:: EXTRACTED DATA ::
--

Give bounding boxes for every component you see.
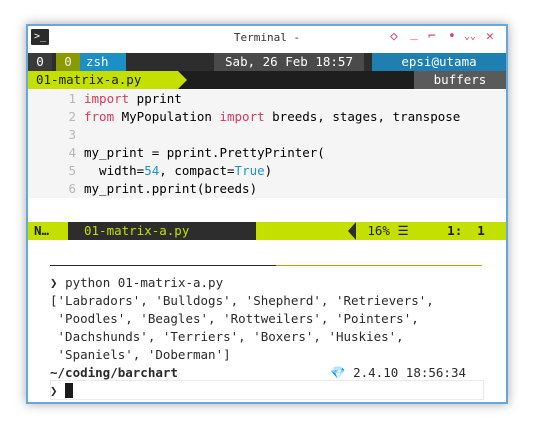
minimize-button[interactable]: _ [410,27,418,41]
line-number: 3 [68,127,76,142]
line-number: 4 [68,145,76,160]
terminal-area[interactable]: 0 0 zsh Sab, 26 Feb 18:57 epsi@utama 01-… [28,50,506,402]
powerline-arrow-icon [178,71,187,89]
terminal-window: >_ Terminal - ◇ _ ⌐ • ⌄⌄ ✕ 0 0 zsh Sab, … [26,24,508,404]
text-cursor [65,383,74,398]
line-number: 1 [68,91,76,106]
menu-dot-icon[interactable]: • [448,30,456,44]
output-line: 'Spaniels', 'Doberman'] [50,347,231,362]
statusline-filename-text: 01-matrix-a.py [84,223,190,238]
prompt-chevron-icon: ❯ [50,383,58,398]
code-line[interactable]: 5 width=54, compact=True) [28,162,506,180]
tmux-status-bar: 0 0 zsh Sab, 26 Feb 18:57 epsi@utama [28,53,506,71]
percent-value: 16% [367,223,390,238]
output-line: 'Dachshunds', 'Terriers', 'Boxers', 'Hus… [50,329,404,344]
tmux-pane-index: 0 [28,53,52,71]
buffer-bar: 01-matrix-a.py buffers [28,71,506,89]
code-line[interactable]: 3 [28,126,506,144]
statusline-spacer [256,222,336,240]
shade-button[interactable]: ⌄⌄ [464,30,476,44]
tmux-window-index[interactable]: 0 [56,53,80,71]
maximize-button[interactable]: ⌐ [428,30,436,44]
python-version: 2.4.10 [353,365,399,380]
vim-mode-indicator: N… [28,222,68,240]
code-line[interactable]: 6 my_print.pprint(breeds) [28,180,506,198]
hamburger-icon: ☰ [397,223,409,238]
line-number: 2 [68,109,76,124]
tmux-datetime: Sab, 26 Feb 18:57 [214,53,364,71]
code-line[interactable]: 2 from MyPopulation import breeds, stages… [28,108,506,126]
input-prompt[interactable]: ❯ [50,382,74,400]
buffers-label: buffers [414,71,506,89]
divider-left [50,265,276,266]
statusline-percent: 16% ☰ [356,222,420,240]
shell-command: python 01-matrix-a.py [65,275,224,290]
shell-command-line: ❯ python 01-matrix-a.py [50,274,223,292]
close-button[interactable]: ✕ [486,30,494,44]
statusline-position: 1: 1 [426,222,506,240]
output-line: 'Poodles', 'Beagles', 'Rottweilers', 'Po… [50,311,419,326]
title-bar[interactable]: >_ Terminal - ◇ _ ⌐ • ⌄⌄ ✕ [28,26,506,50]
buffer-tab-active[interactable]: 01-matrix-a.py [28,71,178,89]
code-line[interactable]: 1 import pprint [28,90,506,108]
powerline-arrow-icon [348,222,356,240]
prompt-input-box[interactable] [50,380,484,400]
sticky-icon[interactable]: ◇ [390,30,398,44]
tmux-user-host: epsi@utama [372,53,506,71]
prompt-chevron-icon: ❯ [50,275,58,290]
tmux-session-name[interactable]: zsh [80,53,126,71]
output-line: ['Labradors', 'Bulldogs', 'Shepherd', 'R… [50,293,434,308]
code-line[interactable]: 4 my_print = pprint.PrettyPrinter( [28,144,506,162]
divider-right [276,265,482,266]
gem-icon: 💎 [330,365,346,380]
line-number: 6 [68,181,76,196]
line-number: 5 [68,163,76,178]
prompt-time: 18:56:34 [405,365,467,380]
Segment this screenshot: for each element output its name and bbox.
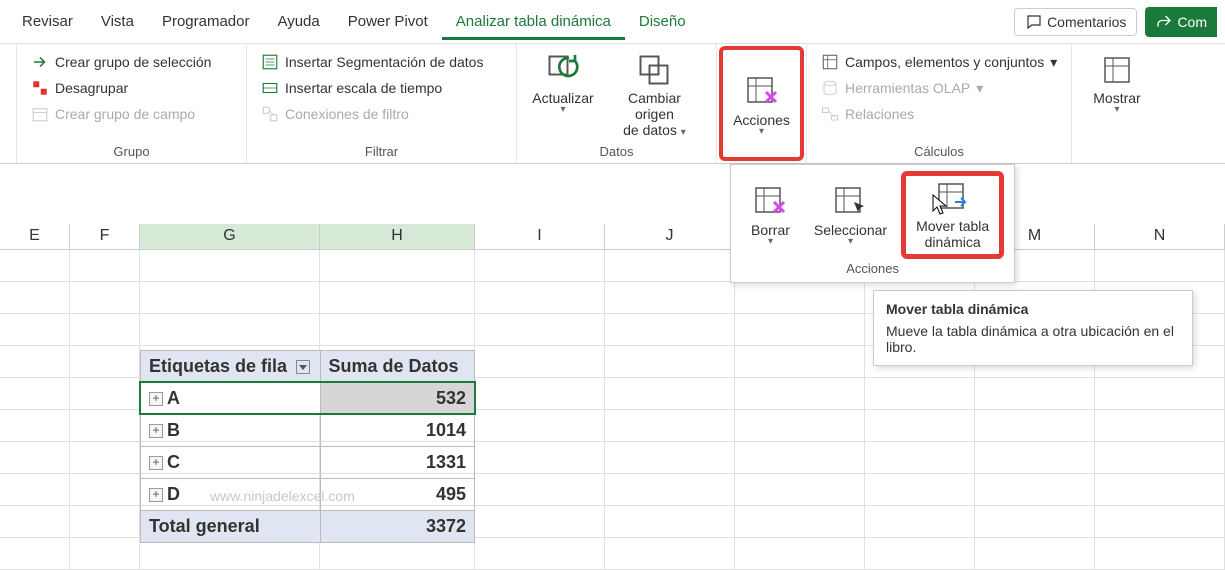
- expand-icon[interactable]: +: [149, 456, 163, 470]
- arrow-right-icon: [31, 53, 49, 71]
- pivot-total-value: 3372: [320, 511, 474, 543]
- expand-icon[interactable]: +: [149, 392, 163, 406]
- comentarios-button[interactable]: Comentarios: [1014, 8, 1137, 36]
- chevron-down-icon: ▾: [560, 106, 565, 114]
- mostrar-button[interactable]: Mostrar ▾: [1082, 48, 1152, 118]
- desagrupar[interactable]: Desagrupar: [25, 76, 217, 100]
- chevron-down-icon: ▾: [1050, 54, 1057, 71]
- tab-vista[interactable]: Vista: [87, 3, 148, 40]
- crear-grupo-campo: Crear grupo de campo: [25, 102, 217, 126]
- watermark: www.ninjadelexcel.com: [210, 488, 355, 504]
- col-header[interactable]: F: [70, 224, 140, 249]
- filter-connections-icon: [261, 105, 279, 123]
- acciones-panel-label: Acciones: [741, 259, 1004, 280]
- pivot-row: +B 1014: [141, 415, 475, 447]
- borrar-button[interactable]: Borrar ▾: [741, 171, 800, 259]
- col-header[interactable]: N: [1095, 224, 1225, 249]
- com-label: Com: [1177, 14, 1207, 30]
- chevron-down-icon: ▾: [848, 238, 853, 246]
- datos-label: Datos: [525, 142, 708, 161]
- pivot-header-rows: Etiquetas de fila: [149, 356, 287, 376]
- fields-icon: [821, 53, 839, 71]
- herramientas-olap: Herramientas OLAP ▾: [815, 76, 1063, 100]
- tab-powerpivot[interactable]: Power Pivot: [334, 3, 442, 40]
- conexiones-filtro: Conexiones de filtro: [255, 102, 489, 126]
- comment-icon: [1025, 13, 1043, 31]
- olap-icon: [821, 79, 839, 97]
- insertar-segmentacion[interactable]: Insertar Segmentación de datos: [255, 50, 489, 74]
- chevron-down-icon: ▾: [976, 80, 983, 97]
- move-pivot-icon: [935, 180, 971, 216]
- ribbon-group-grupo: Crear grupo de selección Desagrupar Crea…: [17, 44, 247, 163]
- ribbon-group-filtrar: Insertar Segmentación de datos Insertar …: [247, 44, 517, 163]
- ribbon-tabs: Revisar Vista Programador Ayuda Power Pi…: [0, 0, 1225, 44]
- clear-pivot-icon: [744, 74, 780, 110]
- acciones-panel: Borrar ▾ Seleccionar ▾ Mover tabla dinám…: [730, 164, 1015, 283]
- seleccionar-button[interactable]: Seleccionar ▾: [804, 171, 897, 259]
- com-button[interactable]: Com: [1145, 7, 1217, 37]
- tab-analizar[interactable]: Analizar tabla dinámica: [442, 3, 625, 40]
- pivot-row: +C 1331: [141, 447, 475, 479]
- tooltip-title: Mover tabla dinámica: [886, 301, 1180, 317]
- chevron-down-icon: ▾: [768, 238, 773, 246]
- acciones-button[interactable]: Acciones ▾: [723, 68, 800, 140]
- tab-ayuda[interactable]: Ayuda: [263, 3, 333, 40]
- chevron-down-icon: ▾: [759, 128, 764, 136]
- ribbon: Crear grupo de selección Desagrupar Crea…: [0, 44, 1225, 164]
- spreadsheet: E F G H I J K L M N Etiquetas de fila: [0, 224, 1225, 570]
- share-icon: [1155, 13, 1173, 31]
- col-header[interactable]: H: [320, 224, 475, 249]
- campos-elementos[interactable]: Campos, elementos y conjuntos ▾: [815, 50, 1063, 74]
- crear-grupo-seleccion[interactable]: Crear grupo de selección: [25, 50, 217, 74]
- column-headers: E F G H I J K L M N: [0, 224, 1225, 250]
- pivot-row: +A 532: [141, 383, 475, 415]
- ribbon-group-datos: Actualizar ▾ Cambiar origen de datos ▾ D…: [517, 44, 717, 163]
- filter-dropdown-icon[interactable]: [296, 360, 310, 374]
- calendar-icon: [31, 105, 49, 123]
- pivot-total-label: Total general: [141, 511, 321, 543]
- col-header[interactable]: E: [0, 224, 70, 249]
- filtrar-label: Filtrar: [255, 142, 508, 161]
- comentarios-label: Comentarios: [1047, 14, 1126, 30]
- col-header[interactable]: G: [140, 224, 320, 249]
- expand-icon[interactable]: +: [149, 424, 163, 438]
- clear-icon: [752, 184, 788, 220]
- ribbon-group-mostrar: Mostrar ▾: [1072, 44, 1162, 163]
- tooltip-body: Mueve la tabla dinámica a otra ubicación…: [886, 323, 1180, 355]
- ribbon-group-calculos: Campos, elementos y conjuntos ▾ Herramie…: [807, 44, 1072, 163]
- change-source-icon: [636, 52, 672, 88]
- expand-icon[interactable]: +: [149, 488, 163, 502]
- chevron-down-icon: ▾: [1114, 106, 1119, 114]
- ungroup-icon: [31, 79, 49, 97]
- mover-tabla-button[interactable]: Mover tabla dinámica: [906, 176, 999, 254]
- slicer-icon: [261, 53, 279, 71]
- calculos-label: Cálculos: [815, 142, 1063, 161]
- tab-revisar[interactable]: Revisar: [8, 3, 87, 40]
- grupo-label: Grupo: [25, 142, 238, 161]
- col-header[interactable]: I: [475, 224, 605, 249]
- relaciones: Relaciones: [815, 102, 1063, 126]
- cambiar-origen-button[interactable]: Cambiar origen de datos ▾: [601, 48, 708, 142]
- tab-diseno[interactable]: Diseño: [625, 3, 700, 40]
- pivot-table[interactable]: Etiquetas de fila Suma de Datos +A 532 +…: [140, 350, 475, 543]
- col-header[interactable]: J: [605, 224, 735, 249]
- pivot-header-values: Suma de Datos: [320, 351, 474, 383]
- select-icon: [832, 184, 868, 220]
- actualizar-button[interactable]: Actualizar ▾: [525, 48, 601, 118]
- insertar-escala-tiempo[interactable]: Insertar escala de tiempo: [255, 76, 489, 100]
- relations-icon: [821, 105, 839, 123]
- tooltip: Mover tabla dinámica Mueve la tabla diná…: [873, 290, 1193, 366]
- tab-programador[interactable]: Programador: [148, 3, 264, 40]
- timeline-icon: [261, 79, 279, 97]
- show-icon: [1099, 52, 1135, 88]
- ribbon-group-acciones: Acciones ▾: [717, 44, 807, 163]
- refresh-icon: [545, 52, 581, 88]
- chevron-down-icon: ▾: [681, 127, 686, 138]
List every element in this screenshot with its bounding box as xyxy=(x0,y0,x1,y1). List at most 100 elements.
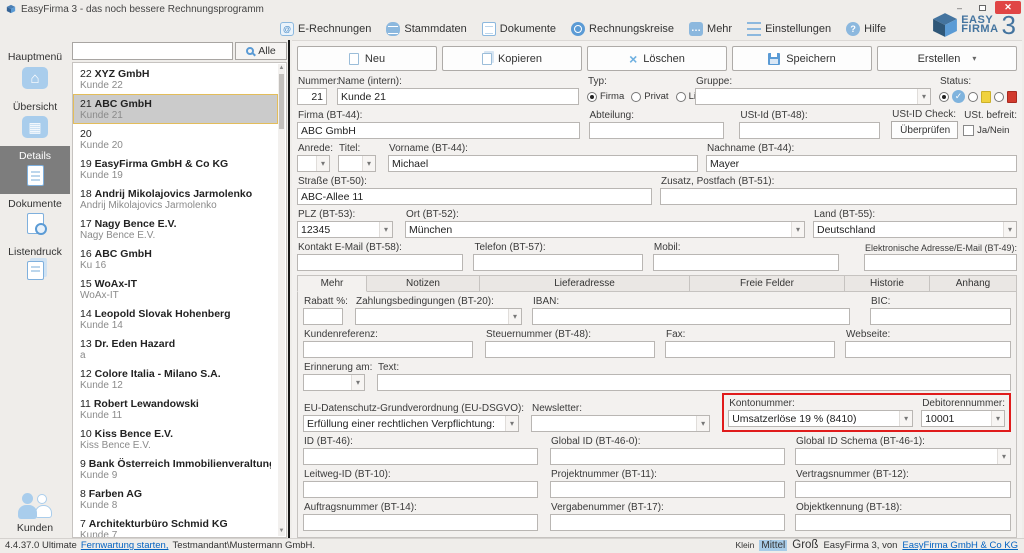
zoom-large[interactable]: Groß xyxy=(792,539,818,551)
new-button[interactable]: Neu xyxy=(297,46,437,71)
list-item[interactable]: 21 ABC GmbH Kunde 21 xyxy=(73,94,278,124)
scrollbar[interactable]: ▲ ▼ xyxy=(278,64,285,536)
mobil-input[interactable] xyxy=(653,254,839,271)
save-button[interactable]: Speichern xyxy=(732,46,872,71)
fernwartung-link[interactable]: Fernwartung starten, xyxy=(81,540,169,551)
list-item[interactable]: 11 Robert Lewandowski Kunde 11 xyxy=(73,394,278,424)
nav-einstellungen[interactable]: Einstellungen xyxy=(747,22,831,36)
firma-input[interactable] xyxy=(297,122,580,139)
zusatz-input[interactable] xyxy=(660,188,1017,205)
nachname-input[interactable] xyxy=(706,155,1017,172)
list-item[interactable]: 13 Dr. Eden Hazard a xyxy=(73,334,278,364)
newsletter-select[interactable]: ▾ xyxy=(531,415,710,432)
list-item[interactable]: 17 Nagy Bence E.V. Nagy Bence E.V. xyxy=(73,214,278,244)
nav-hilfe[interactable]: ?Hilfe xyxy=(846,22,886,36)
list-item[interactable]: 8 Farben AG Kunde 8 xyxy=(73,484,278,514)
ust-befreit-checkbox[interactable] xyxy=(963,125,974,136)
nav-mehr[interactable]: …Mehr xyxy=(689,22,732,36)
dsgvo-select[interactable]: Erfüllung einer rechtlichen Verpflichtun… xyxy=(303,415,519,432)
list-item[interactable]: 22 XYZ GmbH Kunde 22 xyxy=(73,64,278,94)
gruppe-select[interactable]: ▾ xyxy=(695,88,931,105)
leitweg-id-input[interactable] xyxy=(303,481,538,498)
sidebar-kunden[interactable]: Kunden xyxy=(0,493,70,534)
global-id-schema-select[interactable]: ▾ xyxy=(795,448,1011,465)
tab-freie-felder[interactable]: Freie Felder xyxy=(690,275,845,292)
text-input[interactable] xyxy=(377,374,1011,391)
sidebar-item-dokumente[interactable]: Dokumente xyxy=(0,194,70,242)
list-item[interactable]: 18 Andrij Mikolajovics Jarmolenko Andrij… xyxy=(73,184,278,214)
list-item[interactable]: 16 ABC GmbH Ku 16 xyxy=(73,244,278,274)
nav-e-rechnungen[interactable]: @E-Rechnungen xyxy=(280,22,371,36)
zahlungsbedingungen-select[interactable]: ▾ xyxy=(355,308,522,325)
zoom-medium[interactable]: Mittel xyxy=(759,540,787,551)
elektronische-adresse-input[interactable] xyxy=(864,254,1017,271)
status-yellow-radio[interactable] xyxy=(968,92,978,102)
rabatt-input[interactable] xyxy=(303,308,343,325)
sidebar-item-listendruck[interactable]: Listendruck xyxy=(0,242,70,288)
webseite-input[interactable] xyxy=(845,341,1011,358)
list-item[interactable]: 12 Colore Italia - Milano S.A. Kunde 12 xyxy=(73,364,278,394)
kontonummer-select[interactable]: Umsatzerlöse 19 % (8410)▾ xyxy=(728,410,913,427)
erinnerung-select[interactable]: ▾ xyxy=(303,374,365,391)
tab-mehr[interactable]: Mehr xyxy=(297,275,367,292)
scroll-up-icon[interactable]: ▲ xyxy=(278,64,285,73)
debitorennummer-select[interactable]: 10001▾ xyxy=(921,410,1005,427)
typ-privat-radio[interactable] xyxy=(631,92,641,102)
global-id-input[interactable] xyxy=(550,448,785,465)
kundenreferenz-input[interactable] xyxy=(303,341,473,358)
list-item[interactable]: 19 EasyFirma GmbH & Co KG Kunde 19 xyxy=(73,154,278,184)
create-dropdown-button[interactable]: Erstellen▾ xyxy=(877,46,1017,71)
abteilung-input[interactable] xyxy=(589,122,725,139)
fax-input[interactable] xyxy=(665,341,835,358)
sidebar-item-uebersicht[interactable]: Übersicht ▦ xyxy=(0,97,70,146)
tab-historie[interactable]: Historie xyxy=(845,275,930,292)
tab-anhang[interactable]: Anhang xyxy=(930,275,1017,292)
list-item[interactable]: 9 Bank Österreich Immobilienveraltung Gm… xyxy=(73,454,278,484)
ustid-check-button[interactable]: Überprüfen xyxy=(891,121,958,139)
status-red-radio[interactable] xyxy=(994,92,1004,102)
anrede-select[interactable]: ▾ xyxy=(297,155,330,172)
titel-select[interactable]: ▾ xyxy=(338,155,376,172)
projektnummer-input[interactable] xyxy=(550,481,785,498)
list-item[interactable]: 20 Kunde 20 xyxy=(73,124,278,154)
list-item[interactable]: 10 Kiss Bence E.V. Kiss Bence E.V. xyxy=(73,424,278,454)
nav-stammdaten[interactable]: Stammdaten xyxy=(386,22,466,36)
land-select[interactable]: Deutschland▾ xyxy=(813,221,1017,238)
zoom-small[interactable]: Klein xyxy=(735,540,754,550)
vergabenummer-input[interactable] xyxy=(550,514,785,531)
vorname-input[interactable] xyxy=(388,155,698,172)
iban-input[interactable] xyxy=(532,308,850,325)
plz-select[interactable]: 12345▾ xyxy=(297,221,393,238)
scroll-thumb[interactable] xyxy=(279,74,284,129)
nummer-input[interactable] xyxy=(297,88,327,105)
name-intern-input[interactable] xyxy=(337,88,579,105)
sidebar-item-details[interactable]: Details xyxy=(0,146,70,194)
tab-lieferadresse[interactable]: Lieferadresse xyxy=(480,275,690,292)
list-item[interactable]: 7 Architekturbüro Schmid KG Kunde 7 xyxy=(73,514,278,537)
typ-lieferant-radio[interactable] xyxy=(676,92,686,102)
kontakt-email-input[interactable] xyxy=(297,254,463,271)
scroll-down-icon[interactable]: ▼ xyxy=(278,527,285,536)
sidebar-hauptmenu-home[interactable]: ⌂ xyxy=(0,63,70,97)
id-input[interactable] xyxy=(303,448,538,465)
ort-select[interactable]: München▾ xyxy=(405,221,805,238)
list-item[interactable]: 14 Leopold Slovak Hohenberg Kunde 14 xyxy=(73,304,278,334)
delete-button[interactable]: ×Löschen xyxy=(587,46,727,71)
vertragsnummer-input[interactable] xyxy=(795,481,1011,498)
telefon-input[interactable] xyxy=(473,254,642,271)
nav-dokumente[interactable]: Dokumente xyxy=(482,22,556,36)
nav-rechnungskreise[interactable]: Rechnungskreise xyxy=(571,22,674,36)
objektkennung-input[interactable] xyxy=(795,514,1011,531)
tab-notizen[interactable]: Notizen xyxy=(367,275,480,292)
ustid-input[interactable] xyxy=(739,122,880,139)
copy-button[interactable]: Kopieren xyxy=(442,46,582,71)
list-item[interactable]: 15 WoAx-IT WoAx-IT xyxy=(73,274,278,304)
filter-all-button[interactable]: Alle xyxy=(235,42,287,60)
auftragsnummer-input[interactable] xyxy=(303,514,538,531)
typ-firma-radio[interactable] xyxy=(587,92,597,102)
status-ok-radio[interactable] xyxy=(939,92,949,102)
steuernummer-input[interactable] xyxy=(485,341,655,358)
strasse-input[interactable] xyxy=(297,188,652,205)
search-input[interactable] xyxy=(72,42,233,60)
bic-input[interactable] xyxy=(870,308,1011,325)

--

:: THE TASK ::
Can you put the entries from the line with "minimize-button[interactable]: _ [410,27,418,41]" to the line with "line-number: 2 [68,109,76,124]", both included, into a Markdown table with a Row column numbering each one and a Line column holding its text, leaving out blank lines?

:: SOLUTION TO THE EXERCISE ::
| Row | Line |
|---|---|
| 1 | minimize-button[interactable]: _ [410,27,418,41] |
| 2 | line-number: 3 [68,127,76,142] |
| 3 | line-number: 4 [68,145,76,160] |
| 4 | terminal-area[interactable]: 0 0 zsh Sab, 26 Feb 18:57 epsi@utama 01-… [28,50,506,402] |
| 5 | powerline-arrow-icon [178,71,187,89] |
| 6 | terminal-window: >_ Terminal - ◇ _ ⌐ • ⌄⌄ ✕ 0 0 zsh Sab, … [26,24,508,404] |
| 7 | text-cursor [65,383,74,398] |
| 8 | line-number: 1 [68,91,76,106] |
| 9 | menu-dot-icon[interactable]: • [448,30,456,44] |
| 10 | output-line: 'Spaniels', 'Doberman'] [50,347,231,362] |
| 11 | statusline-filename-text: 01-matrix-a.py [84,223,190,238] |
| 12 | prompt-chevron-icon: ❯ [50,383,58,398] |
| 13 | code-line[interactable]: 5 width=54, compact=True) [28,162,506,180] |
| 14 | tmux-status-bar: 0 0 zsh Sab, 26 Feb 18:57 epsi@utama [28,53,506,71] |
| 15 | percent-value: 16% [367,223,390,238] |
| 16 | output-line: 'Dachshunds', 'Terriers', 'Boxers', 'Hus… [50,329,404,344] |
| 17 | tmux-pane-index: 0 [28,53,52,71] |
| 18 | buffer-bar: 01-matrix-a.py buffers [28,71,506,89] |
| 19 | code-line[interactable]: 3 [28,126,506,144] |
| 20 | statusline-spacer [256,222,336,240] |
| 21 | shade-button[interactable]: ⌄⌄ [464,30,476,44] |
| 22 | tmux-window-index[interactable]: 0 [56,53,80,71] |
| 23 | maximize-button[interactable]: ⌐ [428,30,436,44] |
| 24 | python-version: 2.4.10 [353,365,399,380] |
| 25 | vim-mode-indicator: N… [28,222,68,240] |
| 26 | code-line[interactable]: 6 my_print.pprint(breeds) [28,180,506,198] |
| 27 | hamburger-icon: ☰ [397,223,409,238] |
| 28 | line-number: 2 [68,109,76,124] |